Work to be completed: Every record should be copied exactly, except that pictures are to be omitted.

Available data:

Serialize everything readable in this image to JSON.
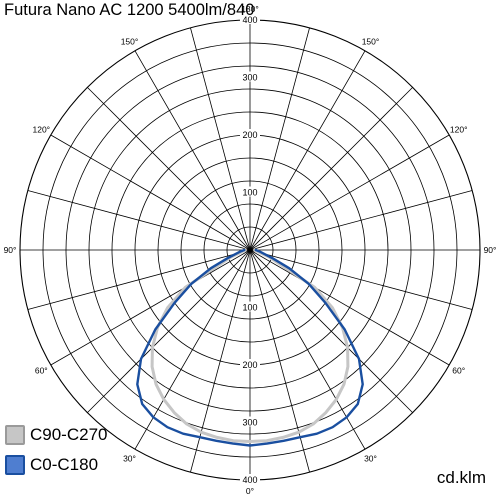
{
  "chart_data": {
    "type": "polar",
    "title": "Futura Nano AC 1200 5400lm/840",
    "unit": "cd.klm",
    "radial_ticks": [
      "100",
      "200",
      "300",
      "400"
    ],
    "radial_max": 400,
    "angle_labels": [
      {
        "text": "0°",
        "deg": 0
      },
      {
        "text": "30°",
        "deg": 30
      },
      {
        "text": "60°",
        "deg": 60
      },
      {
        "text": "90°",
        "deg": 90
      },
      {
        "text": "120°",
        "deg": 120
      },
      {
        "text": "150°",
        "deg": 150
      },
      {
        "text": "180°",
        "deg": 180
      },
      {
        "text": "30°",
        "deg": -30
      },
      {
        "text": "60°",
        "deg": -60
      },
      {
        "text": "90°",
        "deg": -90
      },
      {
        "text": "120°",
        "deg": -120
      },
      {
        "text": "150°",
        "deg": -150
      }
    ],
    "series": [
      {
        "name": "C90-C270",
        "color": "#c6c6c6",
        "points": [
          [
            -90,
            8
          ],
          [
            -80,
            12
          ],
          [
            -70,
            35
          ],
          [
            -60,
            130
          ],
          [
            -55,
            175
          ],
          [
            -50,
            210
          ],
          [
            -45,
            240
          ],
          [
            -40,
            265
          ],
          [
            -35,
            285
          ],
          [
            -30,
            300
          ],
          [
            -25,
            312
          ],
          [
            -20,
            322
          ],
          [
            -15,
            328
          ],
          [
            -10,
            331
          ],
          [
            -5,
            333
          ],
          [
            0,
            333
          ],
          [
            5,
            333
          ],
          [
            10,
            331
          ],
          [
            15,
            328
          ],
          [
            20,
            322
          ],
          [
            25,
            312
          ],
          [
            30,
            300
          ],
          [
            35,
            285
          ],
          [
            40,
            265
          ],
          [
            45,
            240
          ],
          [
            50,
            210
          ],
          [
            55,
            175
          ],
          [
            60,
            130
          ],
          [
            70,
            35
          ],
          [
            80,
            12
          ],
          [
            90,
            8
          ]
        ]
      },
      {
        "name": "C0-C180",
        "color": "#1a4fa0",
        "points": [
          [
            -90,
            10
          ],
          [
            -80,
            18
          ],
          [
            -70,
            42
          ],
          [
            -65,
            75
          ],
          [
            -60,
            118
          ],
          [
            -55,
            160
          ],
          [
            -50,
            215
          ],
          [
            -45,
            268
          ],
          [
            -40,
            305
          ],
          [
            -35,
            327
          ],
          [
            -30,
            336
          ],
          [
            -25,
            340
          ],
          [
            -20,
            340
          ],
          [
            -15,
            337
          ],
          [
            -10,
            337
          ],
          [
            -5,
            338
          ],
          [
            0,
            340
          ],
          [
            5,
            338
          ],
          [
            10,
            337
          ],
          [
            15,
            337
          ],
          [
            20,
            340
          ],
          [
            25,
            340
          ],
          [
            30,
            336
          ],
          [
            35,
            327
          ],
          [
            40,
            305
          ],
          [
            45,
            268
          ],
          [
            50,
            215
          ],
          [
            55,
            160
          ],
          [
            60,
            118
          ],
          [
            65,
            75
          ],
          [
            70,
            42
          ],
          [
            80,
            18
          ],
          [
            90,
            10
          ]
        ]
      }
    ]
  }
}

Complete response:
Serialize everything readable in this image to JSON.
{
  "chart_data": {
    "type": "polar",
    "title": "Futura Nano AC 1200 5400lm/840",
    "unit": "cd.klm",
    "radial_ticks": [
      "100",
      "200",
      "300",
      "400"
    ],
    "radial_max": 400,
    "angle_labels": [
      {
        "text": "0°",
        "deg": 0
      },
      {
        "text": "30°",
        "deg": 30
      },
      {
        "text": "60°",
        "deg": 60
      },
      {
        "text": "90°",
        "deg": 90
      },
      {
        "text": "120°",
        "deg": 120
      },
      {
        "text": "150°",
        "deg": 150
      },
      {
        "text": "180°",
        "deg": 180
      },
      {
        "text": "30°",
        "deg": -30
      },
      {
        "text": "60°",
        "deg": -60
      },
      {
        "text": "90°",
        "deg": -90
      },
      {
        "text": "120°",
        "deg": -120
      },
      {
        "text": "150°",
        "deg": -150
      }
    ],
    "series": [
      {
        "name": "C90-C270",
        "color": "#c6c6c6",
        "points": [
          [
            -90,
            8
          ],
          [
            -80,
            12
          ],
          [
            -70,
            35
          ],
          [
            -60,
            130
          ],
          [
            -55,
            175
          ],
          [
            -50,
            210
          ],
          [
            -45,
            240
          ],
          [
            -40,
            265
          ],
          [
            -35,
            285
          ],
          [
            -30,
            300
          ],
          [
            -25,
            312
          ],
          [
            -20,
            322
          ],
          [
            -15,
            328
          ],
          [
            -10,
            331
          ],
          [
            -5,
            333
          ],
          [
            0,
            333
          ],
          [
            5,
            333
          ],
          [
            10,
            331
          ],
          [
            15,
            328
          ],
          [
            20,
            322
          ],
          [
            25,
            312
          ],
          [
            30,
            300
          ],
          [
            35,
            285
          ],
          [
            40,
            265
          ],
          [
            45,
            240
          ],
          [
            50,
            210
          ],
          [
            55,
            175
          ],
          [
            60,
            130
          ],
          [
            70,
            35
          ],
          [
            80,
            12
          ],
          [
            90,
            8
          ]
        ]
      },
      {
        "name": "C0-C180",
        "color": "#1a4fa0",
        "points": [
          [
            -90,
            10
          ],
          [
            -80,
            18
          ],
          [
            -70,
            42
          ],
          [
            -65,
            75
          ],
          [
            -60,
            118
          ],
          [
            -55,
            160
          ],
          [
            -50,
            215
          ],
          [
            -45,
            268
          ],
          [
            -40,
            305
          ],
          [
            -35,
            327
          ],
          [
            -30,
            336
          ],
          [
            -25,
            340
          ],
          [
            -20,
            340
          ],
          [
            -15,
            337
          ],
          [
            -10,
            337
          ],
          [
            -5,
            338
          ],
          [
            0,
            340
          ],
          [
            5,
            338
          ],
          [
            10,
            337
          ],
          [
            15,
            337
          ],
          [
            20,
            340
          ],
          [
            25,
            340
          ],
          [
            30,
            336
          ],
          [
            35,
            327
          ],
          [
            40,
            305
          ],
          [
            45,
            268
          ],
          [
            50,
            215
          ],
          [
            55,
            160
          ],
          [
            60,
            118
          ],
          [
            65,
            75
          ],
          [
            70,
            42
          ],
          [
            80,
            18
          ],
          [
            90,
            10
          ]
        ]
      }
    ]
  }
}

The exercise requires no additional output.